Short task: Wherever the word "image" shows up in a line, please copy that line.

Raw data:
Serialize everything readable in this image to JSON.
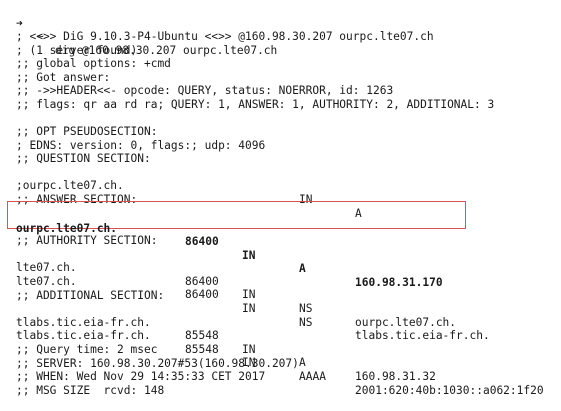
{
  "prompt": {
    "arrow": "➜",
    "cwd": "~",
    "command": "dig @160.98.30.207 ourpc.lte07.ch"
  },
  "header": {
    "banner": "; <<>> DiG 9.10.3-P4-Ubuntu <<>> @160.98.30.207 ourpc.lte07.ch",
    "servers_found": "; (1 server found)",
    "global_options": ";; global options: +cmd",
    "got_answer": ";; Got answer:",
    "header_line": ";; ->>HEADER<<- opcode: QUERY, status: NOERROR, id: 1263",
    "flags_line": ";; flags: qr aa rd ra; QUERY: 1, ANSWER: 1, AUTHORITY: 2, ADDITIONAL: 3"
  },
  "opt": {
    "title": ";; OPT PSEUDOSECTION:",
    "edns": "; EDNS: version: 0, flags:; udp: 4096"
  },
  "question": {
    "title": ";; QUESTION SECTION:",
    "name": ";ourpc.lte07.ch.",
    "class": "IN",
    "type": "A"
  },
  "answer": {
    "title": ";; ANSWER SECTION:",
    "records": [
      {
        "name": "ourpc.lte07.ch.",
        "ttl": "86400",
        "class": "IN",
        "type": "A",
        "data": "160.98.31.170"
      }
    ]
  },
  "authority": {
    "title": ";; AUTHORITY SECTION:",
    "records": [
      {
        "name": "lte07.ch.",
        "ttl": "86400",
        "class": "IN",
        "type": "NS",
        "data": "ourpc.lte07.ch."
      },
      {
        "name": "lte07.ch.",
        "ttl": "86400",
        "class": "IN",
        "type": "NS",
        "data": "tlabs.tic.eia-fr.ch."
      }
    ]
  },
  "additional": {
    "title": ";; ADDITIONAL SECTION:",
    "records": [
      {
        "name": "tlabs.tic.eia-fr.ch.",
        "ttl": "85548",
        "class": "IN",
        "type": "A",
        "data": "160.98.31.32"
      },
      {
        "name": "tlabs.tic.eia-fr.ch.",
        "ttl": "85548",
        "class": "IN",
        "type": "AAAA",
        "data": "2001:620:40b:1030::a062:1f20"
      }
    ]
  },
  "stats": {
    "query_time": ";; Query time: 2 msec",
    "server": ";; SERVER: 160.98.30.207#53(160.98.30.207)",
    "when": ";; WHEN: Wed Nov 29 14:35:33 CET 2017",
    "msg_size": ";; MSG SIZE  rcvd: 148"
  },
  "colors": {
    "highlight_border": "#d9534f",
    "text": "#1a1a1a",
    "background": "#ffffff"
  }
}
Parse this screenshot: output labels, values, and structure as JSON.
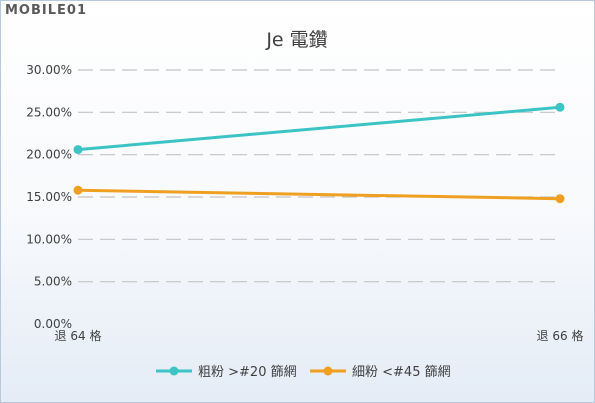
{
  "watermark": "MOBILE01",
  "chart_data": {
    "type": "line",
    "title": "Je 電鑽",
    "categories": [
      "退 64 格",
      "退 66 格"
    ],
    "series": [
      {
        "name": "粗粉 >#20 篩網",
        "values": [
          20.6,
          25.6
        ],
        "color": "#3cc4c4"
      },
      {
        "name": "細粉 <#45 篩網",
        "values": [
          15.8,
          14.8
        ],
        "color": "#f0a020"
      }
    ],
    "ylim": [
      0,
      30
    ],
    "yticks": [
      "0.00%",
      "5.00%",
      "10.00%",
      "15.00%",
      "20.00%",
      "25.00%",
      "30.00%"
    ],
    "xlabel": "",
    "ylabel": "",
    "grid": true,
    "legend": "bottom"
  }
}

* * *

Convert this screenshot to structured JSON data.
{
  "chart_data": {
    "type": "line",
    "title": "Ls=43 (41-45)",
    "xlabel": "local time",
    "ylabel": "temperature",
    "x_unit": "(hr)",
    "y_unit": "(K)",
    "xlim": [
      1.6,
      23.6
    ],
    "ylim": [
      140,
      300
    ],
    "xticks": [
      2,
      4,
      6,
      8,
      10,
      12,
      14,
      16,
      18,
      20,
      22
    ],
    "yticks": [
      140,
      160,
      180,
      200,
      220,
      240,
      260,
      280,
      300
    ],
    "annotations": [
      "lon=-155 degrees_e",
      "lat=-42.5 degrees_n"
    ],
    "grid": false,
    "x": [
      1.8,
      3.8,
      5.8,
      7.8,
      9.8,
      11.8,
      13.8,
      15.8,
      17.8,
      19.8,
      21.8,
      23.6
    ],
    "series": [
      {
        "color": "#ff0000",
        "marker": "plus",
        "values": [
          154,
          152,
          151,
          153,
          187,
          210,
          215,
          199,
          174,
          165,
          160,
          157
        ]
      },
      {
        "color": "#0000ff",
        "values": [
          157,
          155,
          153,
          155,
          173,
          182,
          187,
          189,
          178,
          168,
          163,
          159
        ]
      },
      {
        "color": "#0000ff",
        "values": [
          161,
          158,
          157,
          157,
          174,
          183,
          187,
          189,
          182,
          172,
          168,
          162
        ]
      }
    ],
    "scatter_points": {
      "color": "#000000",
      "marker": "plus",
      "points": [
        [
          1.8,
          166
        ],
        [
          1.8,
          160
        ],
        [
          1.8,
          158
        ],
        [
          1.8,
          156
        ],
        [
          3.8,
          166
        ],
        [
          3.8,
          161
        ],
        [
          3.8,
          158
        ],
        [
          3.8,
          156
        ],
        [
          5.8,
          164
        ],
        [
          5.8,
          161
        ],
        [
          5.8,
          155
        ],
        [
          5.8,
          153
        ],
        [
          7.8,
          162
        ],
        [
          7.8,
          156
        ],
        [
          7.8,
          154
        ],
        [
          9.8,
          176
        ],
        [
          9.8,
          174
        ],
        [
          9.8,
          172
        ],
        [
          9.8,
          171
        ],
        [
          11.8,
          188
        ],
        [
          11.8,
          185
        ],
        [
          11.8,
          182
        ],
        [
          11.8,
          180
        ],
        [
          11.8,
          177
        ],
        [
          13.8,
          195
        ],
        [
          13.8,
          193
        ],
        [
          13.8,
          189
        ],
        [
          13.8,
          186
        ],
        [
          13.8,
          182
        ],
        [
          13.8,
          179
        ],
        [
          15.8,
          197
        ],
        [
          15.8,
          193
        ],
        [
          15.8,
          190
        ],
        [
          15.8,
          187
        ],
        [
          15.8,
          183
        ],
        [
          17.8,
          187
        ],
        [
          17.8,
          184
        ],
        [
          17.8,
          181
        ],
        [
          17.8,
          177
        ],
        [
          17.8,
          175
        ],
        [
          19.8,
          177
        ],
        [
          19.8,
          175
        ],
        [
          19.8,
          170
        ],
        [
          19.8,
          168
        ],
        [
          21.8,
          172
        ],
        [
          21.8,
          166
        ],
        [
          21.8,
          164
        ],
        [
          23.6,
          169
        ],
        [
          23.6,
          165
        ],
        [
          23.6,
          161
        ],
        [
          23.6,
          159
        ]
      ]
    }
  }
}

* * *

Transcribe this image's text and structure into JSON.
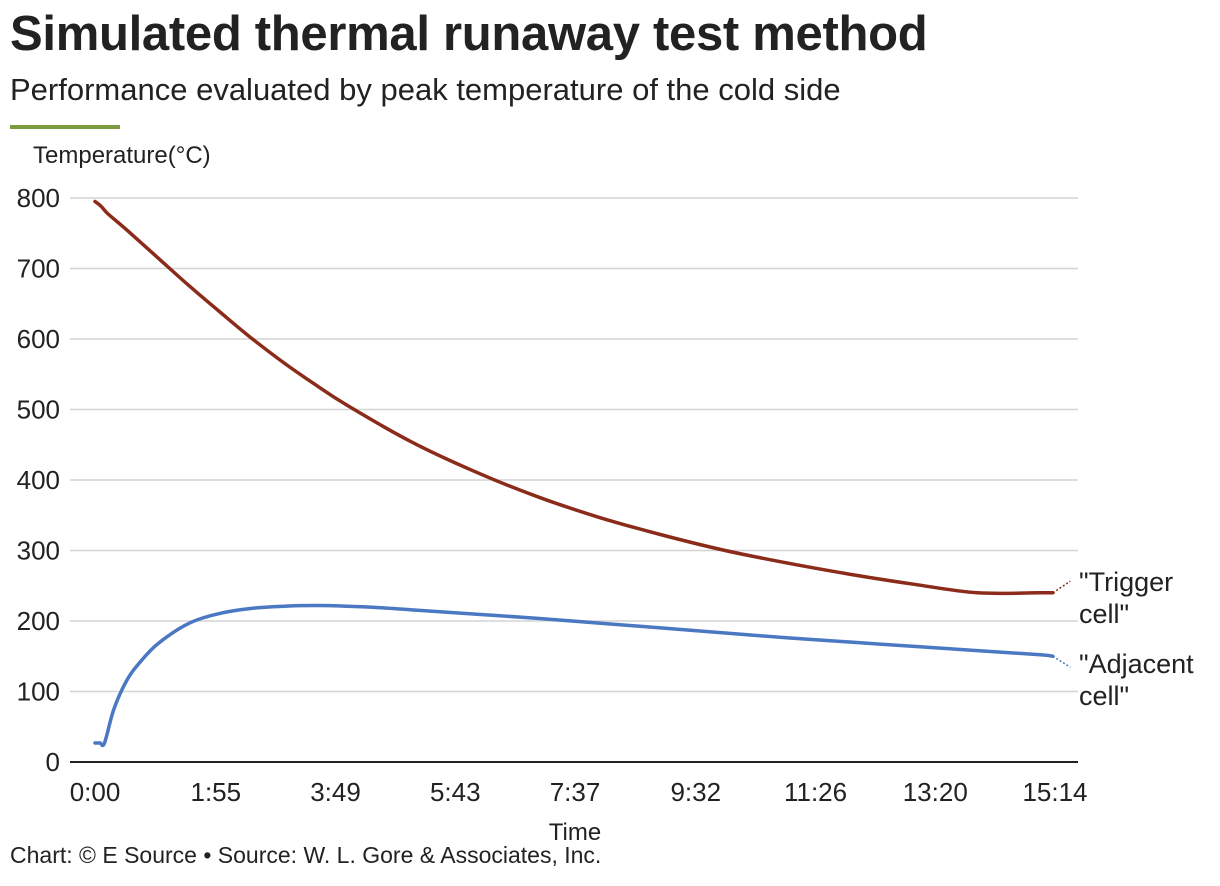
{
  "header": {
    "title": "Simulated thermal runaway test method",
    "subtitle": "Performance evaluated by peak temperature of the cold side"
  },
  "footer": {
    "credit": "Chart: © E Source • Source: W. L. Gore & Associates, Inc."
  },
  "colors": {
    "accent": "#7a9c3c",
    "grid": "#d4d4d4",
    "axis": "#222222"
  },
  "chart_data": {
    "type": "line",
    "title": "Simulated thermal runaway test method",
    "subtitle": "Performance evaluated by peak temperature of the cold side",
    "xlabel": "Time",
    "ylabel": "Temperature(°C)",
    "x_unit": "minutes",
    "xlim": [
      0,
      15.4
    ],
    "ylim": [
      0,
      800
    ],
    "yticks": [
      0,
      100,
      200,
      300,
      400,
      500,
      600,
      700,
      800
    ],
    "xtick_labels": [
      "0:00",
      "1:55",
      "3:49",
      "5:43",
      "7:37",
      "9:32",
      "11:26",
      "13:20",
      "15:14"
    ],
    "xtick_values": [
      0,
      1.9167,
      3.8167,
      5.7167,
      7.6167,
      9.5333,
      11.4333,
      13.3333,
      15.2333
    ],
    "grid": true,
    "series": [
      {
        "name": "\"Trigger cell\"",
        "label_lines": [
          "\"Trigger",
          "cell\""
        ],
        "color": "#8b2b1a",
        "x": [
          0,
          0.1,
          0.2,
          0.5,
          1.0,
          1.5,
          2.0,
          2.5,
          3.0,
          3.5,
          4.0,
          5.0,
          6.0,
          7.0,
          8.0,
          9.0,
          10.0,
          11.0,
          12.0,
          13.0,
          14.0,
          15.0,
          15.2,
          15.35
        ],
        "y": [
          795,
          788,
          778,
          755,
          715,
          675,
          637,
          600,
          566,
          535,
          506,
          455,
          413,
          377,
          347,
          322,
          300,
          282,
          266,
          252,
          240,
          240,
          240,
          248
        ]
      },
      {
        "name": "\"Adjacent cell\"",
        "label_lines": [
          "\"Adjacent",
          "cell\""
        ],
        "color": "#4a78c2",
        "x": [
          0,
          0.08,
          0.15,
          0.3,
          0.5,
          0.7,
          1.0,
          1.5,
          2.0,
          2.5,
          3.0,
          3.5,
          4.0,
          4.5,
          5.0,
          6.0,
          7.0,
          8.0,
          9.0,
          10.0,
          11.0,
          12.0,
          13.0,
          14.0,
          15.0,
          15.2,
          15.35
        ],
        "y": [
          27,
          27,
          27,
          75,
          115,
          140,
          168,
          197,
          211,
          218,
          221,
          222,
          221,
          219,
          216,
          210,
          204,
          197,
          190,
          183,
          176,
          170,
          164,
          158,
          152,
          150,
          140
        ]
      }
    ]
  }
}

Answer:
Serialize everything readable in this image to JSON.
Transcribe this image's text and structure into JSON.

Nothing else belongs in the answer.